>> Begin Given text

Example of launching SharpHound as SYSTEM using psexec:

psexec -i -s powershell -ExecutionPolicy Bypass -NoProfile -Command "Import-Module C:\Tools\SharpHound.ps1; Invoke-SharpHound -CollectionMethod All"

When you have a low‑privilege foothold, consider starting with user‑level collection first, then elevate to SYSTEM only if the extra data is required for the engagement.

Exporting collected data for import into BloodHound

After SharpHound finishes, you will see a directory like \BloodHound\2024-05-28_13-45-22 containing *.json files and a bloodhound.zip archive. To ingest the data:

  1. Open the BloodHound desktop or web UI.
  2. Navigate to Upload DataUpload JSON.
  3. Select the bloodhound.zip file or the individual .json files.
  4. Click Upload. BloodHound parses the JSON and builds the graph.

If you need to merge multiple collections (e.g., from different domains), simply upload each bloodhound.zip sequentially; BloodHound deduplicates nodes based on SID.

For automation, you can use the BloodHound API (available via bloodhound-python) to programmatically push JSON:

import requests, json, os

API_URL = "BloodHound API endpoint"
TOKEN = "YOUR_JWT_TOKEN"

zip_path = r"C:\Collections\bloodhound.zip"

>> End Given text

**Requirements:** Carry on the SharpHound and BloodHound guide above, starting right after its last line.

>> Begin Data provided

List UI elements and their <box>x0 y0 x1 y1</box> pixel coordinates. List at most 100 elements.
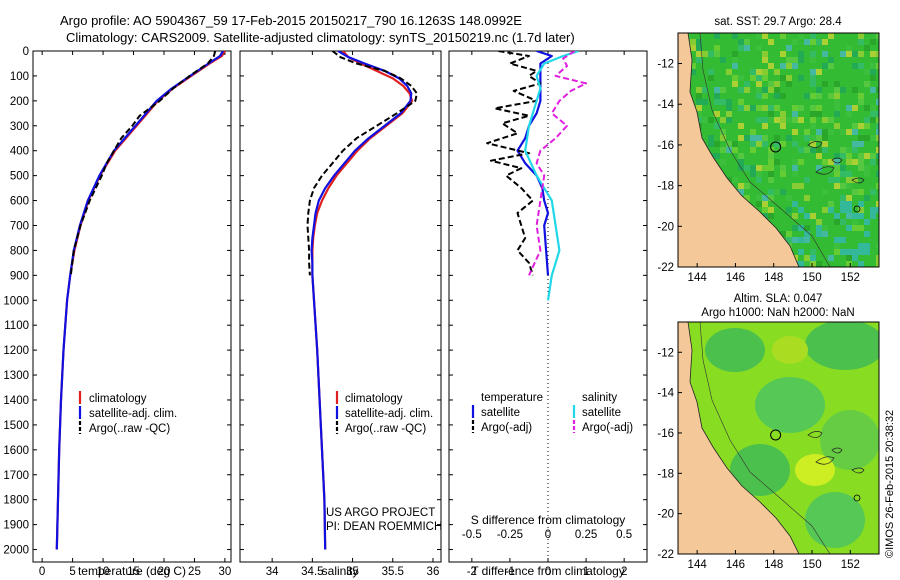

>> End Data provided

**Output below:**
files = {"file": (os.path.basename(zip_path), open(zip_path, "rb"), "application/zip")}
headers = {"Authorization": f"Bearer {TOKEN}"}

resp = requests.post(API_URL, files=files, headers=headers, verify=False)
print("Status:", resp.status_code)
print("Response:", resp.json())

This is handy for continuous‑assessment pipelines where you run SharpHound from a CI/CD runner and push results directly to a central BloodHound server.

Practical Examples

Example 1: Low‑noise DC session harvest

# Step 1: Run as a standard user, collect only DC sessions
powershell -ExecutionPolicy Bypass -NoProfile -Command "Import-Module .\SharpHound.ps1; Invoke-SharpHound -CollectionMethod Session -Domain corp.example.com -Filter \"(&(objectCategory=computer)(userAccountControl:1.2.840.113556.1.4.803:=8192))\""

# Step 2: Zip and upload to BloodHound
Compress-Archive -Path .\BloodHound\* -DestinationPath dc_sessions.zip
# Upload via web UI or API (see API example above)

This yields a graph showing which users have active sessions on each domain controller – a critical step for identifying potential Kerberoasting or credential‑dumping opportunities.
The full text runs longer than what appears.